* begin *
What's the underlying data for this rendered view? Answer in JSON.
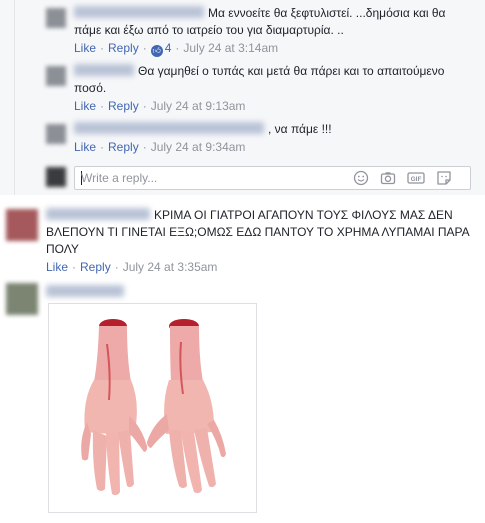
{
  "thread": {
    "replies": [
      {
        "text": "Μα εννοείτε θα ξεφτυλιστεί. ...δημόσια και θα πάμε και έξω από το ιατρείο του για διαμαρτυρία. ..",
        "like_label": "Like",
        "reply_label": "Reply",
        "reaction_count": "4",
        "timestamp": "July 24 at 3:14am"
      },
      {
        "text": "Θα γαμηθεί ο τυπάς και μετά θα πάρει και το απαιτούμενο ποσό.",
        "like_label": "Like",
        "reply_label": "Reply",
        "timestamp": "July 24 at 9:13am"
      },
      {
        "text": ", να πάμε !!!",
        "like_label": "Like",
        "reply_label": "Reply",
        "timestamp": "July 24 at 9:34am"
      }
    ],
    "reply_box": {
      "placeholder": "Write a reply..."
    }
  },
  "comments": [
    {
      "text": "ΚΡΙΜΑ ΟΙ ΓΙΑΤΡΟΙ ΑΓΑΠΟΥΝ ΤΟΥΣ ΦΙΛΟΥΣ ΜΑΣ ΔΕΝ ΒΛΕΠΟΥΝ ΤΙ ΓΙΝΕΤΑΙ ΕΞΩ;ΟΜΩΣ ΕΔΩ ΠΑΝΤΟΥ ΤΟ ΧΡΗΜΑ ΛΥΠΑΜΑΙ ΠΑΡΑ ΠΟΛΥ",
      "like_label": "Like",
      "reply_label": "Reply",
      "timestamp": "July 24 at 3:35am"
    },
    {
      "image_icon": "severed-hands-photo"
    }
  ],
  "icons": {
    "reply_box": [
      "smiley-icon",
      "camera-icon",
      "gif-icon",
      "sticker-icon"
    ]
  },
  "colors": {
    "link": "#4267b2",
    "meta": "#90949c",
    "thread_bg": "#f6f7f9"
  }
}
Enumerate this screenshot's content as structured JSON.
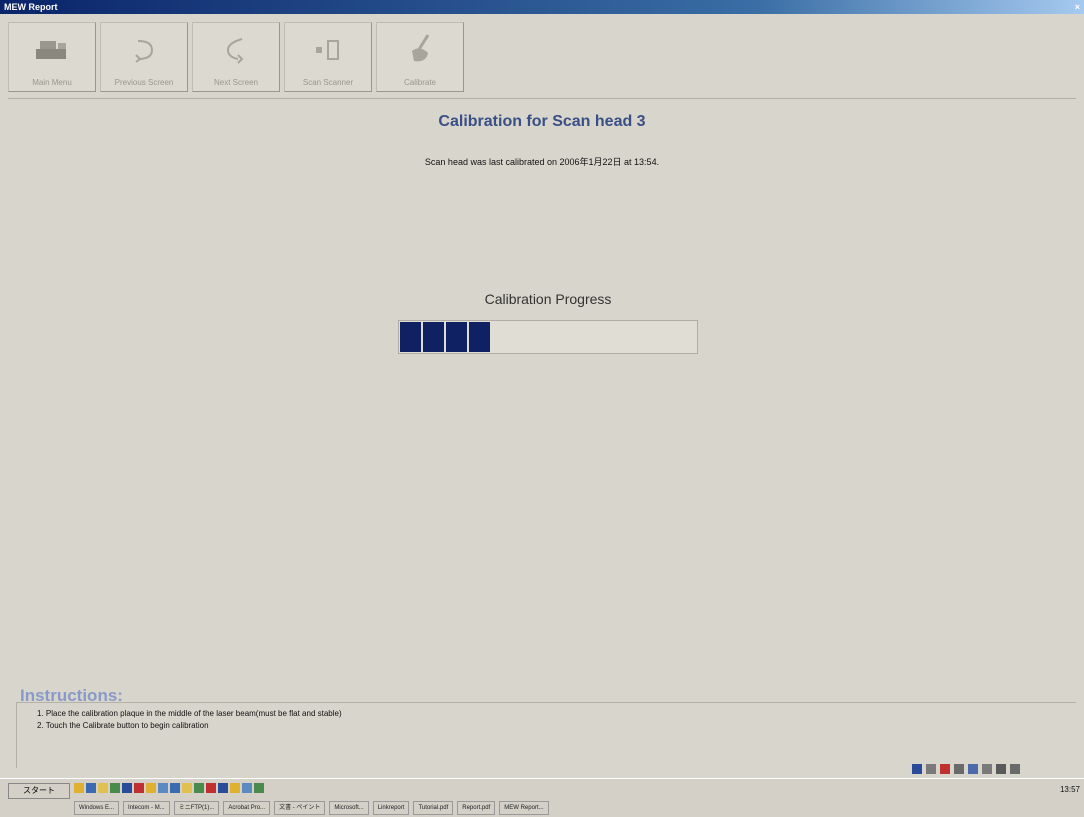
* end *
■ **Challenge**
Go through the entries above and print each one exactly, minus the pictures.

■ **Reply to the exercise**
What's the underlying data for this rendered view? Answer in JSON.
{
  "thread": {
    "replies": [
      {
        "text": "Μα εννοείτε θα ξεφτυλιστεί. ...δημόσια και θα πάμε και έξω από το ιατρείο του για διαμαρτυρία. ..",
        "like_label": "Like",
        "reply_label": "Reply",
        "reaction_count": "4",
        "timestamp": "July 24 at 3:14am"
      },
      {
        "text": "Θα γαμηθεί ο τυπάς και μετά θα πάρει και το απαιτούμενο ποσό.",
        "like_label": "Like",
        "reply_label": "Reply",
        "timestamp": "July 24 at 9:13am"
      },
      {
        "text": ", να πάμε !!!",
        "like_label": "Like",
        "reply_label": "Reply",
        "timestamp": "July 24 at 9:34am"
      }
    ],
    "reply_box": {
      "placeholder": "Write a reply..."
    }
  },
  "comments": [
    {
      "text": "ΚΡΙΜΑ ΟΙ ΓΙΑΤΡΟΙ ΑΓΑΠΟΥΝ ΤΟΥΣ ΦΙΛΟΥΣ ΜΑΣ ΔΕΝ ΒΛΕΠΟΥΝ ΤΙ ΓΙΝΕΤΑΙ ΕΞΩ;ΟΜΩΣ ΕΔΩ ΠΑΝΤΟΥ ΤΟ ΧΡΗΜΑ ΛΥΠΑΜΑΙ ΠΑΡΑ ΠΟΛΥ",
      "like_label": "Like",
      "reply_label": "Reply",
      "timestamp": "July 24 at 3:35am"
    },
    {
      "image_icon": "severed-hands-photo"
    }
  ],
  "icons": {
    "reply_box": [
      "smiley-icon",
      "camera-icon",
      "gif-icon",
      "sticker-icon"
    ]
  },
  "colors": {
    "link": "#4267b2",
    "meta": "#90949c",
    "thread_bg": "#f6f7f9"
  }
}
Enumerate this screenshot's content as structured JSON.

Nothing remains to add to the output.